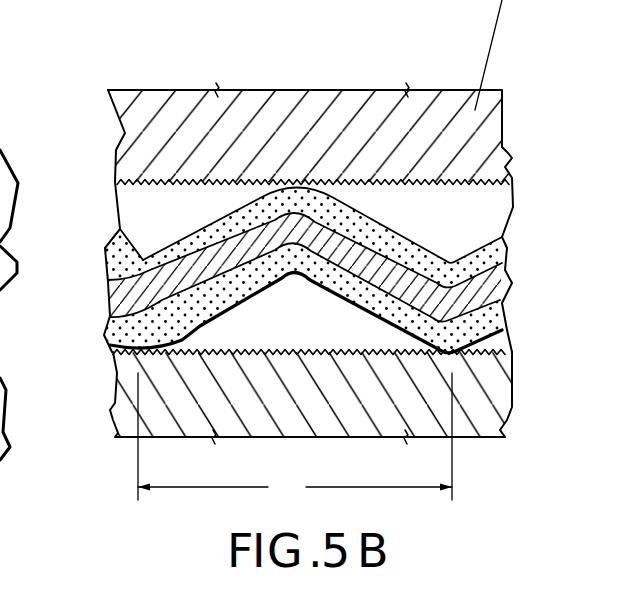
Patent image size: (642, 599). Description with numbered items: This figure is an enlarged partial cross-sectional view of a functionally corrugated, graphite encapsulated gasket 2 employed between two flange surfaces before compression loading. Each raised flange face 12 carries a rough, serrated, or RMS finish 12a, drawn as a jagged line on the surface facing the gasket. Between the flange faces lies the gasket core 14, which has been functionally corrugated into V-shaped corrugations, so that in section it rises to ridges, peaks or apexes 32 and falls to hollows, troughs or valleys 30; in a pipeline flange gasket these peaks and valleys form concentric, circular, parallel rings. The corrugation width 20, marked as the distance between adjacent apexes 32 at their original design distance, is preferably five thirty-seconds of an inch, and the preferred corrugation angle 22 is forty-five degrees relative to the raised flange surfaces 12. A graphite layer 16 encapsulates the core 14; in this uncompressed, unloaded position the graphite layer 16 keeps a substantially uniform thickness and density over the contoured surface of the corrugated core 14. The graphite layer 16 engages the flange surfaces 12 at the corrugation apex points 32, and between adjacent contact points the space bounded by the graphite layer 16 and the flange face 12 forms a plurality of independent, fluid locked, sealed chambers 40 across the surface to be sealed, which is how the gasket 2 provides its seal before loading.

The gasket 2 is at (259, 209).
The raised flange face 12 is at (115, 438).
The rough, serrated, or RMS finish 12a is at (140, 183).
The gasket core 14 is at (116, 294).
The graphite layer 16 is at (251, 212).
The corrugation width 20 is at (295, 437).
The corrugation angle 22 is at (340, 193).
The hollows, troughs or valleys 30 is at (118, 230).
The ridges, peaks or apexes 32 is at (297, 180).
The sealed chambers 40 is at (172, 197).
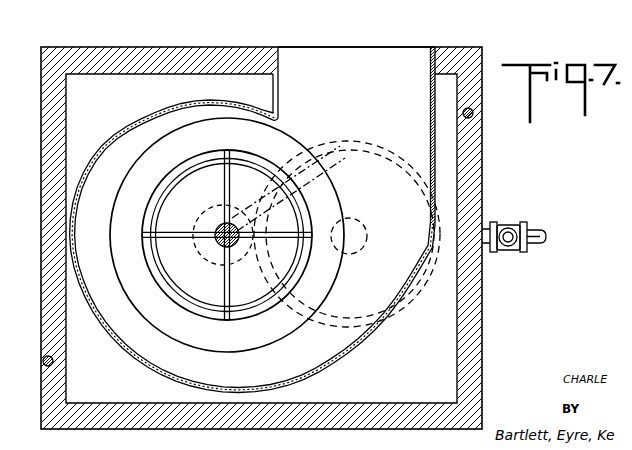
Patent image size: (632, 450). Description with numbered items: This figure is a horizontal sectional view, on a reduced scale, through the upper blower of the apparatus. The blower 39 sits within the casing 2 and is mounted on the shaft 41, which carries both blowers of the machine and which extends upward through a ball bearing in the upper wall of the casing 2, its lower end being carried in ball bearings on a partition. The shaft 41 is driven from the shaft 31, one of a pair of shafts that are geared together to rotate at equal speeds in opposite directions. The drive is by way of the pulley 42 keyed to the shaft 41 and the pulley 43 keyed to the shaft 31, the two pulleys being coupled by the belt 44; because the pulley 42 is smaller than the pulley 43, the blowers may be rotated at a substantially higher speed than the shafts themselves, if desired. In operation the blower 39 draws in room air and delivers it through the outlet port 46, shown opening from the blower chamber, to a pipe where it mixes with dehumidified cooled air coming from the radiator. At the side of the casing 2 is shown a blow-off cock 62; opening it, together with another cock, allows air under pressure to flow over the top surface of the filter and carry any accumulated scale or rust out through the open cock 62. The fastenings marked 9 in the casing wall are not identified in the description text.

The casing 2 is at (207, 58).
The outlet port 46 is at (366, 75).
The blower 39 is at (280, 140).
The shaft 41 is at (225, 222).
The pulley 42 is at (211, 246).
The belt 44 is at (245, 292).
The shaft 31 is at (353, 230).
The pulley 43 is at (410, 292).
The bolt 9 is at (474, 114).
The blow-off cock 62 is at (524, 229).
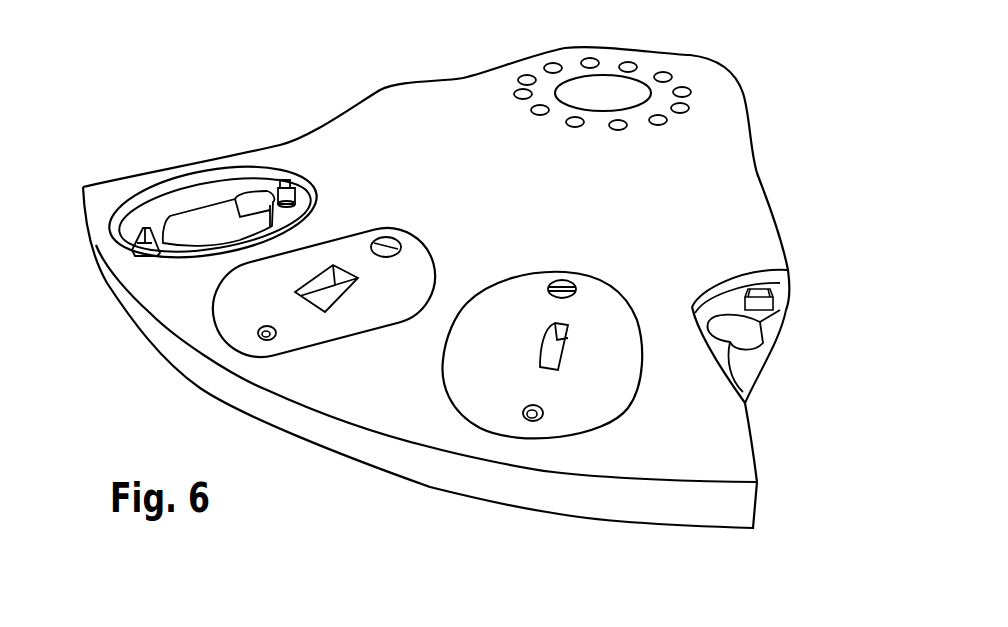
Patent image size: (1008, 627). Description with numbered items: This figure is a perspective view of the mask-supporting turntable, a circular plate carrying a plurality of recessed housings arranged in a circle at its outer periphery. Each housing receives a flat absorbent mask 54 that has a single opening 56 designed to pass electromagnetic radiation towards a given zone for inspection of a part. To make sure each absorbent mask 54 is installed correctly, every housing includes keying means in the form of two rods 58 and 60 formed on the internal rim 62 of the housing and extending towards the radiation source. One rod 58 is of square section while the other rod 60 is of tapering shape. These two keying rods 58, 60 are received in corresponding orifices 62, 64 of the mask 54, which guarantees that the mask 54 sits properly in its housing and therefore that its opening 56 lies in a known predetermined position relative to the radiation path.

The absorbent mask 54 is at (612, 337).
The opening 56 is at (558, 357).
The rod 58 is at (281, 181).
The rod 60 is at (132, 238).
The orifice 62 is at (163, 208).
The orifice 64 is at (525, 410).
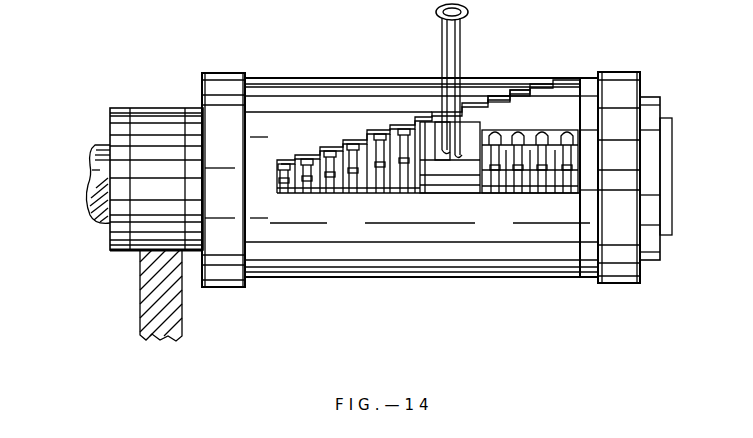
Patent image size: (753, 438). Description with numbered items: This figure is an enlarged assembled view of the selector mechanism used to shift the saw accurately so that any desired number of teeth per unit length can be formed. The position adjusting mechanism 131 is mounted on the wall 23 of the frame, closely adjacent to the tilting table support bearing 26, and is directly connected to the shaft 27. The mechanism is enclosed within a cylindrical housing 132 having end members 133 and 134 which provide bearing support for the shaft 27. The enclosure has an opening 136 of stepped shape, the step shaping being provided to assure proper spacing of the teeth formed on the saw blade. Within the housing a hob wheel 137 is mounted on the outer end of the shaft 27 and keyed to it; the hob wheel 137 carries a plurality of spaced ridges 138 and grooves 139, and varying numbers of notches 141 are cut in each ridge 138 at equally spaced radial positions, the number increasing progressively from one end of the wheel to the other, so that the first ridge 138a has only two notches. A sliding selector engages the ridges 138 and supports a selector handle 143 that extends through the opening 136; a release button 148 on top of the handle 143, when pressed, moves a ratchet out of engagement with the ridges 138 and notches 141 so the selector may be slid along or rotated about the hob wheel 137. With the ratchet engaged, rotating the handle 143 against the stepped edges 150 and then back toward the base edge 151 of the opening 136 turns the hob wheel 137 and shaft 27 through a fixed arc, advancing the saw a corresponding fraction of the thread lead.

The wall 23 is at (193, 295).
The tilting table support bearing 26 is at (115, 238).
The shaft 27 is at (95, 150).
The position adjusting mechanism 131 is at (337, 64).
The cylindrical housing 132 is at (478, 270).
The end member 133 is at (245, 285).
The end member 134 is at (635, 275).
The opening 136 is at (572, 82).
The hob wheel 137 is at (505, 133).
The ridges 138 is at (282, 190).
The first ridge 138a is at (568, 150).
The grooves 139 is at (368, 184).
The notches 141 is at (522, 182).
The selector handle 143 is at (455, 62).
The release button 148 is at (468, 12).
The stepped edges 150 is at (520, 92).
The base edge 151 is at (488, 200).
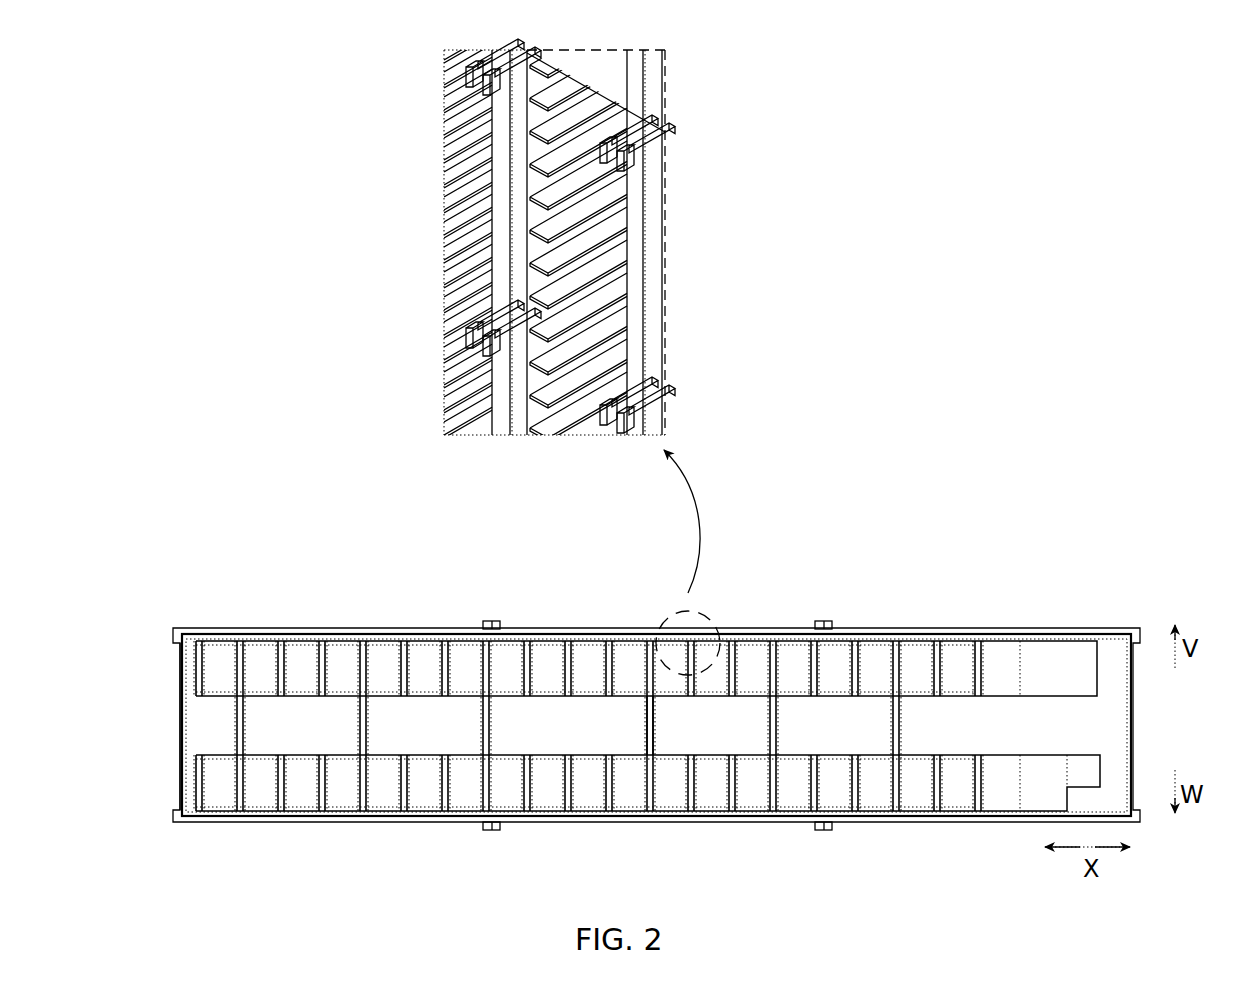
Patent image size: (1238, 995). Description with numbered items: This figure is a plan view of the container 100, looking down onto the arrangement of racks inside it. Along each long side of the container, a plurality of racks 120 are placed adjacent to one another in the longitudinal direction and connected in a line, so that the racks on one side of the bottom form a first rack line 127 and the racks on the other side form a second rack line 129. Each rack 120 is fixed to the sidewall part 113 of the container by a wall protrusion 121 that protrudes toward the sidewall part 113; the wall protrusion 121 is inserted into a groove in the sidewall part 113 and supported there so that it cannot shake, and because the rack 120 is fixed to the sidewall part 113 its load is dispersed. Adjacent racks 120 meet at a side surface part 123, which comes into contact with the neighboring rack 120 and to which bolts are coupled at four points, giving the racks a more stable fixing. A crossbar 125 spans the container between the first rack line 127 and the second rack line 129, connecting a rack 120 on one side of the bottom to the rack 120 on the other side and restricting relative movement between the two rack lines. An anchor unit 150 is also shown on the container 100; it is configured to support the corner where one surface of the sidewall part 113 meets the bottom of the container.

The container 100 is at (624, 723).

# YOUR TASK:
Reproduce the text lines of the material above with "enlarged" replaced by "magnified" throughout, leaving everything else unchanged. Omit the pictures.

# RESPONSE TO THE TASK:
Patent image size: (642, 599). Description with numbered items: This figure is an magnified partial cross-sectional view of a functionally corrugated, graphite encapsulated gasket 2 employed between two flange surfaces before compression loading. Each raised flange face 12 carries a rough, serrated, or RMS finish 12a, drawn as a jagged line on the surface facing the gasket. Between the flange faces lies the gasket core 14, which has been functionally corrugated into V-shaped corrugations, so that in section it rises to ridges, peaks or apexes 32 and falls to hollows, troughs or valleys 30; in a pipeline flange gasket these peaks and valleys form concentric, circular, parallel rings. The corrugation width 20, marked as the distance between adjacent apexes 32 at their original design distance, is preferably five thirty-seconds of an inch, and the preferred corrugation angle 22 is forty-five degrees relative to the raised flange surfaces 12. A graphite layer 16 encapsulates the core 14; in this uncompressed, unloaded position the graphite layer 16 keeps a substantially uniform thickness and density over the contoured surface of the corrugated core 14. The graphite layer 16 engages the flange surfaces 12 at the corrugation apex points 32, and between adjacent contact points the space bounded by the graphite layer 16 and the flange face 12 forms a plurality of independent, fluid locked, sealed chambers 40 across the surface to be sealed, which is how the gasket 2 provides its seal before loading.

The gasket 2 is at (259, 209).
The raised flange face 12 is at (115, 438).
The rough, serrated, or RMS finish 12a is at (140, 183).
The gasket core 14 is at (116, 294).
The graphite layer 16 is at (251, 212).
The corrugation width 20 is at (295, 437).
The corrugation angle 22 is at (340, 193).
The hollows, troughs or valleys 30 is at (118, 230).
The ridges, peaks or apexes 32 is at (297, 180).
The sealed chambers 40 is at (172, 197).
Patent image size: (632, 450). Description with numbered items: This figure is a horizontal sectional view, on a reduced scale, through the upper blower of the apparatus. The blower 39 sits within the casing 2 and is mounted on the shaft 41, which carries both blowers of the machine and which extends upward through a ball bearing in the upper wall of the casing 2, its lower end being carried in ball bearings on a partition. The shaft 41 is driven from the shaft 31, one of a pair of shafts that are geared together to rotate at equal speeds in opposite directions. The drive is by way of the pulley 42 keyed to the shaft 41 and the pulley 43 keyed to the shaft 31, the two pulleys being coupled by the belt 44; because the pulley 42 is smaller than the pulley 43, the blowers may be rotated at a substantially higher speed than the shafts themselves, if desired. In operation the blower 39 draws in room air and delivers it through the outlet port 46, shown opening from the blower chamber, to a pipe where it mixes with dehumidified cooled air coming from the radiator. At the side of the casing 2 is shown a blow-off cock 62; opening it, together with another cock, allows air under pressure to flow over the top surface of the filter and carry any accumulated scale or rust out through the open cock 62. The fastenings marked 9 in the casing wall are not identified in the description text.

The casing 2 is at (207, 58).
The outlet port 46 is at (366, 75).
The blower 39 is at (280, 140).
The shaft 41 is at (225, 222).
The pulley 42 is at (211, 246).
The belt 44 is at (245, 292).
The shaft 31 is at (353, 230).
The pulley 43 is at (410, 292).
The bolt 9 is at (474, 114).
The blow-off cock 62 is at (524, 229).
Patent image size: (1008, 627). Description with numbered items: This figure is a perspective view of the mask-supporting turntable, a circular plate carrying a plurality of recessed housings arranged in a circle at its outer periphery. Each housing receives a flat absorbent mask 54 that has a single opening 56 designed to pass electromagnetic radiation towards a given zone for inspection of a part. To make sure each absorbent mask 54 is installed correctly, every housing includes keying means in the form of two rods 58 and 60 formed on the internal rim 62 of the housing and extending towards the radiation source. One rod 58 is of square section while the other rod 60 is of tapering shape. These two keying rods 58, 60 are received in corresponding orifices 62, 64 of the mask 54, which guarantees that the mask 54 sits properly in its housing and therefore that its opening 56 lies in a known predetermined position relative to the radiation path.

The absorbent mask 54 is at (612, 337).
The opening 56 is at (558, 357).
The rod 58 is at (281, 181).
The rod 60 is at (132, 238).
The orifice 62 is at (163, 208).
The orifice 64 is at (525, 410).
Patent image size: (753, 438). Description with numbered items: This figure is an magnified assembled view of the selector mechanism used to shift the saw accurately so that any desired number of teeth per unit length can be formed. The position adjusting mechanism 131 is mounted on the wall 23 of the frame, closely adjacent to the tilting table support bearing 26, and is directly connected to the shaft 27. The mechanism is enclosed within a cylindrical housing 132 having end members 133 and 134 which provide bearing support for the shaft 27. The enclosure has an opening 136 of stepped shape, the step shaping being provided to assure proper spacing of the teeth formed on the saw blade. Within the housing a hob wheel 137 is mounted on the outer end of the shaft 27 and keyed to it; the hob wheel 137 carries a plurality of spaced ridges 138 and grooves 139, and varying numbers of notches 141 are cut in each ridge 138 at equally spaced radial positions, the number increasing progressively from one end of the wheel to the other, so that the first ridge 138a has only two notches. A sliding selector engages the ridges 138 and supports a selector handle 143 that extends through the opening 136; a release button 148 on top of the handle 143, when pressed, moves a ratchet out of engagement with the ridges 138 and notches 141 so the selector may be slid along or rotated about the hob wheel 137. With the ratchet engaged, rotating the handle 143 against the stepped edges 150 and then back toward the base edge 151 of the opening 136 turns the hob wheel 137 and shaft 27 through a fixed arc, advancing the saw a corresponding fraction of the thread lead.

The wall 23 is at (193, 295).
The tilting table support bearing 26 is at (115, 238).
The shaft 27 is at (95, 150).
The position adjusting mechanism 131 is at (337, 64).
The cylindrical housing 132 is at (478, 270).
The end member 133 is at (245, 285).
The end member 134 is at (635, 275).
The opening 136 is at (572, 82).
The hob wheel 137 is at (505, 133).
The ridges 138 is at (282, 190).
The first ridge 138a is at (568, 150).
The grooves 139 is at (368, 184).
The notches 141 is at (522, 182).
The selector handle 143 is at (455, 62).
The release button 148 is at (468, 12).
The stepped edges 150 is at (520, 92).
The base edge 151 is at (488, 200).
Patent image size: (1238, 995). Description with numbered items: This figure is a plan view of the container 100, looking down onto the arrangement of racks inside it. Along each long side of the container, a plurality of racks 120 are placed adjacent to one another in the longitudinal direction and connected in a line, so that the racks on one side of the bottom form a first rack line 127 and the racks on the other side form a second rack line 129. Each rack 120 is fixed to the sidewall part 113 of the container by a wall protrusion 121 that protrudes toward the sidewall part 113; the wall protrusion 121 is inserted into a groove in the sidewall part 113 and supported there so that it cannot shake, and because the rack 120 is fixed to the sidewall part 113 its load is dispersed. Adjacent racks 120 meet at a side surface part 123, which comes into contact with the neighboring rack 120 and to which bolts are coupled at four points, giving the racks a more stable fixing. A crossbar 125 spans the container between the first rack line 127 and the second rack line 129, connecting a rack 120 on one side of the bottom to the rack 120 on the other side and restricting relative movement between the two rack lines. An anchor unit 150 is also shown on the container 100; it is configured to support the corner where one surface of the sidewall part 113 meets the bottom of the container.

The container 100 is at (624, 723).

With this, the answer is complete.